*** Zitierter Artikel ***

Zusammen mit dem Filmemacher Lukas Zünd hat Silvia Pauli auf der Gedenkstättentagung in Gäufelden über den Stand des Projekts. Außerdem wurde im Museum Bisingen ein Interview für den Schweizer Rundfunk aufgezeichnet. Foto: Mayer Foto: Schwarzwälder-Bote

Gedenken: Die Schweigespirale durchbrochen / Schwester arbeitet Familiengeschichte in einem Film auf / Dreharbeiten in Bisingen

Schwester Silvia Pauli, die Enkelin des ehemaligen Lagerführers des KZ Bisingen, arbeitet ihre Auseinandersetzung mit der schwierigen Familiengeschichte in einem Film auf.

Bisingen. Im zweiten Buch Mose steht ein bleischwerer Satz: "Ich bin der Herr, dein Gott …, der die Missetat der Väter heimsucht bis ins dritte und vierte Glied …". Die Ordensschwester Silvia Pauli gehört zur dritten Generation: Ihr Großvater Johannes Pauli war 1944/45 KZ-Lagerführer in Bisingen und neben dem übergeordneten Kommandanten Franz Johann Hofmann hauptverantwortlich für die hohen Opferzahlen. Nach dem Krieg wurde Pauli, der die Schweizer Staatsbürgerschaft hatte, vom Landgericht Basel zu zwölf Jahren Haft verurteilt.

In der Familie wurde über all das geschwiegen, erinnert sich Schwester Silvia. Die knappe Erklärung für den Gefängnisaufenthalt: "irgend so eine Kriegsgeschichte".

Silvia Pauli war fünf Jahre alt, als ihr Großvater 1969 starb. Sie hat ihn nie kennengelernt, erkannte aber als Heranwachsende, dass ihr Vater, Johannes Paulis Sohn, schwer an etwas zu tragen hatte. Gesprochen wurde darüber nicht. "Es herrschte ein unausgesprochenes Schweigegebot", erzählt Schwester Silvia.

Die Schweigespirale hat Silvia Pauli vor Jahren durchbrochen. Heute versteht sie ihre Stellung als Enkelin auch als Auftrag. Ihr Vater, so Pauli, habe der zweiten Generation angehört. Er stand zu nahe und es war für ihn schwierig, mit den Verstrickungen seines Vaters in das nationalsozialistische Unrechtssystem umzugehen. Sie ist dagegen überzeugt davon, dass – im Sinne des Bibelworts – "die dritte und vierte Generation einen wichtigen Auftrag" habe, gewissermaßen als "Schnittstelle" fungiere.

***

### Zu bearbeiten:
a – Bitte schreiben Sie aus dem Artikel über Silvia Pauli den Abschnitt ab, der bei den Worten „Zusammen mit dem" beginnt und nach „einem Film auf." endet.
b – Prüfen Sie anhand des Artikels über Silvia Pauli, ob diese Aussagen stimmen, und antworten Sie jeweils mit Ja oder Nein samt den entscheidenden Worten als wörtlichem Zitat: (i) Johannes Pauli wurde vom Landgericht Basel zu zwölf Jahren Haft verurteilt. (ii) Silvia Pauli hat ihren Großvater persönlich kennengelernt. (iii) Silvia Pauli war zehn Jahre alt, als ihr Großvater starb.
Die anschließende Auflistung ist eigenständiges Material und gehört nicht zum Artikel.

*** Datenzeilen ***

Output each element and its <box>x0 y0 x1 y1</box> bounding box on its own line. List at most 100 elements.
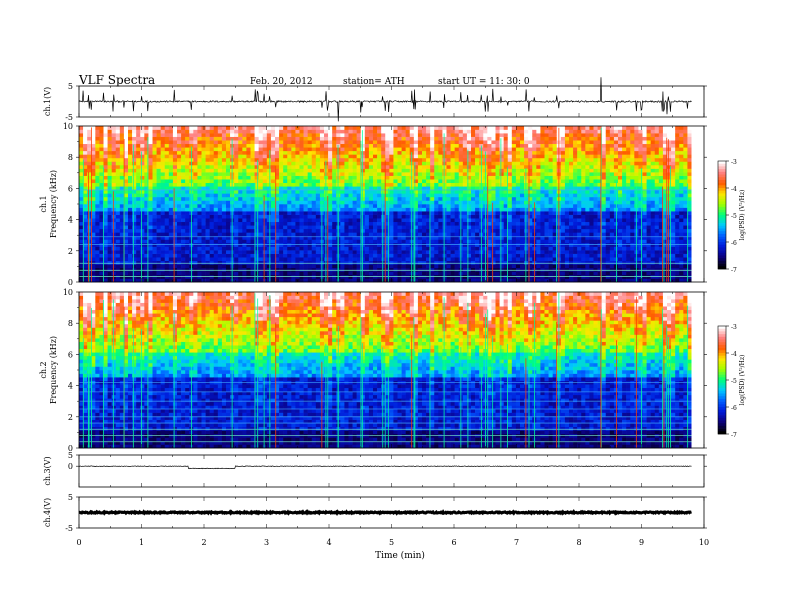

***

### Lösungen:
a –
Zusammen mit dem Filmemacher Lukas Zünd hat Silvia Pauli auf der Gedenkstättentagung in Gäufelden über den Stand des Projekts. Außerdem wurde im Museum Bisingen ein Interview für den Schweizer Rundfunk aufgezeichnet. Foto: Mayer Foto: Schwarzwälder-Bote

Gedenken: Die Schweigespirale durchbrochen / Schwester arbeitet Familiengeschichte in einem Film auf / Dreharbeiten in Bisingen

Schwester Silvia Pauli, die Enkelin des ehemaligen Lagerführers des KZ Bisingen, arbeitet ihre Auseinandersetzung mit der schwierigen Familiengeschichte in einem Film auf.

b –
(i) Ja: „vom Landgericht Basel zu zwölf Jahren Haft verurteilt"
(ii) Nein: „Sie hat ihn nie kennengelernt"
(iii) Nein: „Silvia Pauli war fünf Jahre alt, als ihr Großvater 1969 starb"